• **The request**:
Answer these questions using the oil lamp text below:
(a) In what range of sizes are brass or copper hanging lights available?
(b) Which group does the oil lamp text name as not believing in the use of electricity?
(c) What effects of dyed or colored oils does the oil lamp text list?

• **Selected excerpt**:

Hanging or Wall Oil Lamps
To light the interior of your home during a power outage, hanging oil lamps with downward reflectors will cast light into the darkest corners of a room. Since they are hanging, there is no danger of them being knocked off of a table or dropped. Brass or copper hanging lights are available in sizes from 10 to 22 inches. The metal and glass design is very attractive. Wall lamps made of metal and a glass globe have reflectors/wall protectors that radiate a warming light. Antique enthusiasts love vintage lamps, but quality replica lights are available at home supply or hardware stores for a reasonable price. Fill your lamps and make sure the wicks are properly installed to ensure operation during an outage.

Commonly Used
Although some homeowners may stock oil lamps for use in an emergency, they are widely used daily around the world. People who do not have an adequate source of electric power, those living off the grid and groups such as the Amish who do not believe in the use of electricity count on the light provided by oil lamps to conduct their daily lives. They are an attractive, safe and cost effective replacement for candles.

Approved Lamp Oils
Use only clear lamp oil. Dyed or colored oils burn poorly, clog the wick and may damage or stain the lamp

Lamp Usage Warnings
Never use liquid candle wax, gasoline, paint thinner, wood alcohol, diesel, turpentine, mineral spirits or white gas in any type of wick lantern. You should never use aviation fuel. Anti-freeze additives in the fuel can be fatal if inhaled.

• **Spatial annotation entries**:
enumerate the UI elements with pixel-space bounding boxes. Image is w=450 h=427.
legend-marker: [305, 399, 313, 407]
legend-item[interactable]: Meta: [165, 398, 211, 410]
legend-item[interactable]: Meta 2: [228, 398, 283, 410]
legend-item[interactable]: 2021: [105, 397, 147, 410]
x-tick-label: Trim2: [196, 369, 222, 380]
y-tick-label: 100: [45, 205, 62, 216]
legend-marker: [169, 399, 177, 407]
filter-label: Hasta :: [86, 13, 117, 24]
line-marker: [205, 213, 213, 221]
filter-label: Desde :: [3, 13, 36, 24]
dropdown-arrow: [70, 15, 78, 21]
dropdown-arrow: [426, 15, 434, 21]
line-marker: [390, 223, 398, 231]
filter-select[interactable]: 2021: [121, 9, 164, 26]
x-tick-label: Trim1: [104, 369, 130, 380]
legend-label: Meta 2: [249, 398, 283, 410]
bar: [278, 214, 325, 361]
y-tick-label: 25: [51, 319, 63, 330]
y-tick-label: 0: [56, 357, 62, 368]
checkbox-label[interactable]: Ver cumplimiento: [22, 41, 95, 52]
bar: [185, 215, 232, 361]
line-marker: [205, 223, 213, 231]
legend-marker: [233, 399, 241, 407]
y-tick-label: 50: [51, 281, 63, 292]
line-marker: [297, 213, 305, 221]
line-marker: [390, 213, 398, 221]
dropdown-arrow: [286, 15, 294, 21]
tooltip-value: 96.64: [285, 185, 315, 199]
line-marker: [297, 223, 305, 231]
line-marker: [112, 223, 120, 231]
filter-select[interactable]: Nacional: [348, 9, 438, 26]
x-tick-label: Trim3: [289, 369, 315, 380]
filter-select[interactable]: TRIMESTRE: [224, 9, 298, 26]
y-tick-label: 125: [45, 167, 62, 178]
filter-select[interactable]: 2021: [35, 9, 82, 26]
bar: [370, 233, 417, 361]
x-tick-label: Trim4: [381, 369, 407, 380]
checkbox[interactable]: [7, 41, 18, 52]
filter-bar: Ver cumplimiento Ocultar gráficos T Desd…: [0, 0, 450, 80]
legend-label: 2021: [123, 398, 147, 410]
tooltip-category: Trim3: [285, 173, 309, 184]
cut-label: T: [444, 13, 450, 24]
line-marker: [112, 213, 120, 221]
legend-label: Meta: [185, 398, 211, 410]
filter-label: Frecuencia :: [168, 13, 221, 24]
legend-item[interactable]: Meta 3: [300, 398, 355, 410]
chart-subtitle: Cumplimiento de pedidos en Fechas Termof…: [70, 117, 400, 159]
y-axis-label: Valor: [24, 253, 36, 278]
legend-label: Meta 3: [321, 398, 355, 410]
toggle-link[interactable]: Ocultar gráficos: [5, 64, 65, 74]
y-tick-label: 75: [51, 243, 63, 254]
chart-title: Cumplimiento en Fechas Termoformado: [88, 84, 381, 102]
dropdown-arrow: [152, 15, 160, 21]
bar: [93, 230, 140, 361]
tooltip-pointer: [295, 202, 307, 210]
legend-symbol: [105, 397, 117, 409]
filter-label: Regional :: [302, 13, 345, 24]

• **Solution for this exercise**:
(a) From 10 to 22 inches.
(b) The Amish.
(c) They burn poorly, clog the wick, and may damage or stain the lamp.